-- START Task inputs --

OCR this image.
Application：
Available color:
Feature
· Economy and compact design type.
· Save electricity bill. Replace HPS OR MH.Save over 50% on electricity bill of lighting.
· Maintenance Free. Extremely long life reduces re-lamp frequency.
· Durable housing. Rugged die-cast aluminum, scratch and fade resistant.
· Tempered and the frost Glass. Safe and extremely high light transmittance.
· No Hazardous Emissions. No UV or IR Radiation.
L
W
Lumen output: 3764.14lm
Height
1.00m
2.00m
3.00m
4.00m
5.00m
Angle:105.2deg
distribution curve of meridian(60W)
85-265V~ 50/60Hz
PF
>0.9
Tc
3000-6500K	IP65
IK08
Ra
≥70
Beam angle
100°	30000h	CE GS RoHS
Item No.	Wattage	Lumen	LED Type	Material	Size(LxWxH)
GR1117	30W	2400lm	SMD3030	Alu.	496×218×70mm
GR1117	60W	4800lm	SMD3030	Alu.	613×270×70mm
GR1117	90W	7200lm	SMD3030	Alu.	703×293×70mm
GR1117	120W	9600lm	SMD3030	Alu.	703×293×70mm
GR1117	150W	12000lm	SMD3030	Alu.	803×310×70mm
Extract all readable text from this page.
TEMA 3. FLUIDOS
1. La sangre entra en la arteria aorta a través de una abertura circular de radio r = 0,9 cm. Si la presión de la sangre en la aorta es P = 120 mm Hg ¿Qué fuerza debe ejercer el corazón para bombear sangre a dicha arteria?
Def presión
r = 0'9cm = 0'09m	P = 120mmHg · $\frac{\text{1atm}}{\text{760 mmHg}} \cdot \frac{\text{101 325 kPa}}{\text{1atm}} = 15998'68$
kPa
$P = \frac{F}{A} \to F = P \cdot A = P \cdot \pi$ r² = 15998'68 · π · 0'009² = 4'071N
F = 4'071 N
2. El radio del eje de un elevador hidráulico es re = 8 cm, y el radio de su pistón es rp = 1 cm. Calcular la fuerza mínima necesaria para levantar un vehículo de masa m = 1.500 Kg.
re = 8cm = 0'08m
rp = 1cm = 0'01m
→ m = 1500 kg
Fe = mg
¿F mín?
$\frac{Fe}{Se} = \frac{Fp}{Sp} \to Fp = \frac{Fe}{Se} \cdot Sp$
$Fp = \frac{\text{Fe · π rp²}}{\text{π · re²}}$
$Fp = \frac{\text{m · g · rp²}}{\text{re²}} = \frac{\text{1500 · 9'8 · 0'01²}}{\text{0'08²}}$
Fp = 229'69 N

-- END Task inputs --

What is asked =>
Pick each line holding the word "text" out of the data and copy it.

Solution =>
Extract all readable text from this page.
r = 0'9cm = 0'09m	P = 120mmHg · $\frac{\text{1atm}}{\text{760 mmHg}} \cdot \frac{\text{101 325 kPa}}{\text{1atm}} = 15998'68$
$Fp = \frac{\text{Fe · π rp²}}{\text{π · re²}}$
$Fp = \frac{\text{m · g · rp²}}{\text{re²}} = \frac{\text{1500 · 9'8 · 0'01²}}{\text{0'08²}}$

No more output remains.